## Text block
____________________
Ministry of State Security Briefing on responses to public hearings regarding Protection of Information Bill


16 Sep 2010

The Minister of State Security Mr Siyabonga Cwele briefed the media on the Ministry’s response to the submissions made at the Public Hearings concerning the Protection of Information Bill. The Ministry welcomed the comments and proposed changes to the Bill.


Q: In response to Ms D Smuts (DA), at a meeting of the Ad Hoc Committee on the Protection of Information Bill, you said: “We want your real views; we don’t want foreign views through you.” How was the Bill going to deal with that and what did you mean?

Q: How was one supposed to challenge the classification of a document without citing it? If a document is classified, how does one challenge the classification if one has no access to it? How does a journalist know if a document is in the public interest and who decides that? On the point you made that the ANC will never legislate against the media, I put to you that the ANC is a group of people in a political organisation, which at this stage is a choice of the electorate to lead the country and not some sort of organic mechanism, which never makes any mistakes.
____________________
## Problem set
1. Who briefed the media on the Ministry's response to the public hearing submissions, according to the briefing?
2. Gather every line of the entries that contains the word "basic", treating case as significant.
____________________
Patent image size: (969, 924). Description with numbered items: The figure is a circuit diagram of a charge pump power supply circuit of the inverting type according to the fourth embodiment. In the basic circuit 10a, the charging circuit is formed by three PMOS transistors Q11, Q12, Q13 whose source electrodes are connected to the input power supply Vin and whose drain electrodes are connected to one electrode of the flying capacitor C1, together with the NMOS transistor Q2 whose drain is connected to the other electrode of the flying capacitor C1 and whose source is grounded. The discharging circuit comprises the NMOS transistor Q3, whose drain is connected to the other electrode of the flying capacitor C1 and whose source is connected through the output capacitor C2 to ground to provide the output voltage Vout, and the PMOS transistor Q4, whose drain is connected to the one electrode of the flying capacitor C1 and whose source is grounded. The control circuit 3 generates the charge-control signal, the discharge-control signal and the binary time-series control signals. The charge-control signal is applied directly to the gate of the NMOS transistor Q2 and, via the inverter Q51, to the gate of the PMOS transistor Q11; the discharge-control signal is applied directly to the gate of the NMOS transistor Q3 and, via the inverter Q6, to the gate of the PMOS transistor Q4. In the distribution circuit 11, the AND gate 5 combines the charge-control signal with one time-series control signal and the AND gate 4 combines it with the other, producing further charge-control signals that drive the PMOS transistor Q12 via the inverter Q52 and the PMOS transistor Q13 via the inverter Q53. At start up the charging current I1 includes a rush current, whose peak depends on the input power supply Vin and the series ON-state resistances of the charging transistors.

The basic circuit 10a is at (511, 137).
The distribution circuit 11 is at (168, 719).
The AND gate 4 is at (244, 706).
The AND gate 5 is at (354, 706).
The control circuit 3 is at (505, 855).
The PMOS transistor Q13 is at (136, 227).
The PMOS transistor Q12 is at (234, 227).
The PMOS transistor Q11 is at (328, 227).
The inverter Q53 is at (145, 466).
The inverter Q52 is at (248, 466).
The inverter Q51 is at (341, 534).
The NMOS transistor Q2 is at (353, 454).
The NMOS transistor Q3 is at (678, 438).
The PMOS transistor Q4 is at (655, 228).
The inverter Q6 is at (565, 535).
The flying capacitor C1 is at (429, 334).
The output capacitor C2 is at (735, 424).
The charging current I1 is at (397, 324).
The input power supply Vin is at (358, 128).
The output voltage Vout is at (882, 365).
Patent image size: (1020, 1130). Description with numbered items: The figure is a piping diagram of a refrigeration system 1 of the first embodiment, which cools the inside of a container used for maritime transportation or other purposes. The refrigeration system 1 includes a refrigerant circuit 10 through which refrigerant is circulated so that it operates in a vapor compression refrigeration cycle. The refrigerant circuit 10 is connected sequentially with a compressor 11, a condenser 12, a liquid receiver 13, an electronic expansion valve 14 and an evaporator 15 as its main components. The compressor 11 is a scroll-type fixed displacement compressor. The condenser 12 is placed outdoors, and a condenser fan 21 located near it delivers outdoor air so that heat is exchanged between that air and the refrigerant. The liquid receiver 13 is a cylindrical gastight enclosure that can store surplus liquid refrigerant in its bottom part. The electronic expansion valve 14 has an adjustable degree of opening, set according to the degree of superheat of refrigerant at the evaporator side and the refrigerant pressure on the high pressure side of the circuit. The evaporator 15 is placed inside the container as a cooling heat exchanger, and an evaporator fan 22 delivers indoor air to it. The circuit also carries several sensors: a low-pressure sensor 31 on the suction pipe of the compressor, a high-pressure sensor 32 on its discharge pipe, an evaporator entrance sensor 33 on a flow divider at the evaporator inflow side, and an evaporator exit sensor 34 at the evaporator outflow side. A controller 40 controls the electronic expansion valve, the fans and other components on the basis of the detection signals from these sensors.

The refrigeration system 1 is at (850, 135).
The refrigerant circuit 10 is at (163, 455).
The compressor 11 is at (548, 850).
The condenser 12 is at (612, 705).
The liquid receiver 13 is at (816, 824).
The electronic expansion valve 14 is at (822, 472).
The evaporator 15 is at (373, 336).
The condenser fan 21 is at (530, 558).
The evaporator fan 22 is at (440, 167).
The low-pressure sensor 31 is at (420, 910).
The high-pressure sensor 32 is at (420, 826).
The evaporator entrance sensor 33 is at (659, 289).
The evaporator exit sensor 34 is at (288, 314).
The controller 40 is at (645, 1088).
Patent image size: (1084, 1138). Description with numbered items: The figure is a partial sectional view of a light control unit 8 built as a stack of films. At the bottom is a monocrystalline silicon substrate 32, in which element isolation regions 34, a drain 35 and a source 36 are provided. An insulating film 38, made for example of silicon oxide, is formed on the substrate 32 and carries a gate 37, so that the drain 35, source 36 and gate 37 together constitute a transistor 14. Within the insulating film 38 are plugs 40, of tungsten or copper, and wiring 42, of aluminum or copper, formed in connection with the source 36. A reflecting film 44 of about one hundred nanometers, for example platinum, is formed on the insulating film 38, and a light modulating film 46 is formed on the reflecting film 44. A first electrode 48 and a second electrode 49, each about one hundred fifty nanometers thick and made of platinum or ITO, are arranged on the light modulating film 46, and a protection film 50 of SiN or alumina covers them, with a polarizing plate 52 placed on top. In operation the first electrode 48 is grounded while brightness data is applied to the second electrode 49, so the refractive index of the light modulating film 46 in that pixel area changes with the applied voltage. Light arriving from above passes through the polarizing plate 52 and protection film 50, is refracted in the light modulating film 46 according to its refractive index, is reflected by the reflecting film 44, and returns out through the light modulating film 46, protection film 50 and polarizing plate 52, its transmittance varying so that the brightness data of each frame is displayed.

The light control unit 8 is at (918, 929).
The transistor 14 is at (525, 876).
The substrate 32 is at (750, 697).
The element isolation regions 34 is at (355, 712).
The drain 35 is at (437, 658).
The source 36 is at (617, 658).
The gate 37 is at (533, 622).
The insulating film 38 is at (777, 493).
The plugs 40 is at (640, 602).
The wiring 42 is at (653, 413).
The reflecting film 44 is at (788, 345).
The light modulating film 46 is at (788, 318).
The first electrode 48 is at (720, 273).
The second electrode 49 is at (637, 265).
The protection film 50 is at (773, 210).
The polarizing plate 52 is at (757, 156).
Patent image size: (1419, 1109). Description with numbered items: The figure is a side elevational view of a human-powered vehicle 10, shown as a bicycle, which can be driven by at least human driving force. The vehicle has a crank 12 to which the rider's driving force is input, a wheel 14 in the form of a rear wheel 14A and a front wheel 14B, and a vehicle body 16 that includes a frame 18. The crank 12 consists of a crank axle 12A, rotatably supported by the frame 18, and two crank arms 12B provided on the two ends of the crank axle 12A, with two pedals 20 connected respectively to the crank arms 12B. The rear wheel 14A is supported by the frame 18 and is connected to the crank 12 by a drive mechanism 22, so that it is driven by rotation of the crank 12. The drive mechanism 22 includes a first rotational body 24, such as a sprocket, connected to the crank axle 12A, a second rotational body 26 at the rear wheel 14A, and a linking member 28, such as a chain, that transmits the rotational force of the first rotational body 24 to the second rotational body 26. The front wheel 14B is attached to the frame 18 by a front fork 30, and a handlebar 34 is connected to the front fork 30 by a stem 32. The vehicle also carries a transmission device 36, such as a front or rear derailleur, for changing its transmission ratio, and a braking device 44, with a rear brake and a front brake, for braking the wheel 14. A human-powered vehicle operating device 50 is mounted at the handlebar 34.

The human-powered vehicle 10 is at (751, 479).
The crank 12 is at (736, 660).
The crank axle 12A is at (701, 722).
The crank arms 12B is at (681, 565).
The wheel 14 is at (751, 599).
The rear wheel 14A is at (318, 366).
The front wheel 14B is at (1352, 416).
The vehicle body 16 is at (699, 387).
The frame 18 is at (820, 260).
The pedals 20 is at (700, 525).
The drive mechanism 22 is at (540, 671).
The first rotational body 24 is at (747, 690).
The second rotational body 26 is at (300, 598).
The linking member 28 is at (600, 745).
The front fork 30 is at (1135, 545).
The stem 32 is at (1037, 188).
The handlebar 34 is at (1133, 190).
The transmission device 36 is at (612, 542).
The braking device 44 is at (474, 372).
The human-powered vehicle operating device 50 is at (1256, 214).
____________________
## The solutions
1. Mr Siyabonga Cwele, the Minister of State Security.

2.
Patent image size: (969, 924). Description with numbered items: The figure is a circuit diagram of a charge pump power supply circuit of the inverting type according to the fourth embodiment. In the basic circuit 10a, the charging circuit is formed by three PMOS transistors Q11, Q12, Q13 whose source electrodes are connected to the input power supply Vin and whose drain electrodes are connected to one electrode of the flying capacitor C1, together with the NMOS transistor Q2 whose drain is connected to the other electrode of the flying capacitor C1 and whose source is grounded. The discharging circuit comprises the NMOS transistor Q3, whose drain is connected to the other electrode of the flying capacitor C1 and whose source is connected through the output capacitor C2 to ground to provide the output voltage Vout, and the PMOS transistor Q4, whose drain is connected to the one electrode of the flying capacitor C1 and whose source is grounded. The control circuit 3 generates the charge-control signal, the discharge-control signal and the binary time-series control signals. The charge-control signal is applied directly to the gate of the NMOS transistor Q2 and, via the inverter Q51, to the gate of the PMOS transistor Q11; the discharge-control signal is applied directly to the gate of the NMOS transistor Q3 and, via the inverter Q6, to the gate of the PMOS transistor Q4. In the distribution circuit 11, the AND gate 5 combines the charge-control signal with one time-series control signal and the AND gate 4 combines it with the other, producing further charge-control signals that drive the PMOS transistor Q12 via the inverter Q52 and the PMOS transistor Q13 via the inverter Q53. At start up the charging current I1 includes a rush current, whose peak depends on the input power supply Vin and the series ON-state resistances of the charging transistors.
The basic circuit 10a is at (511, 137).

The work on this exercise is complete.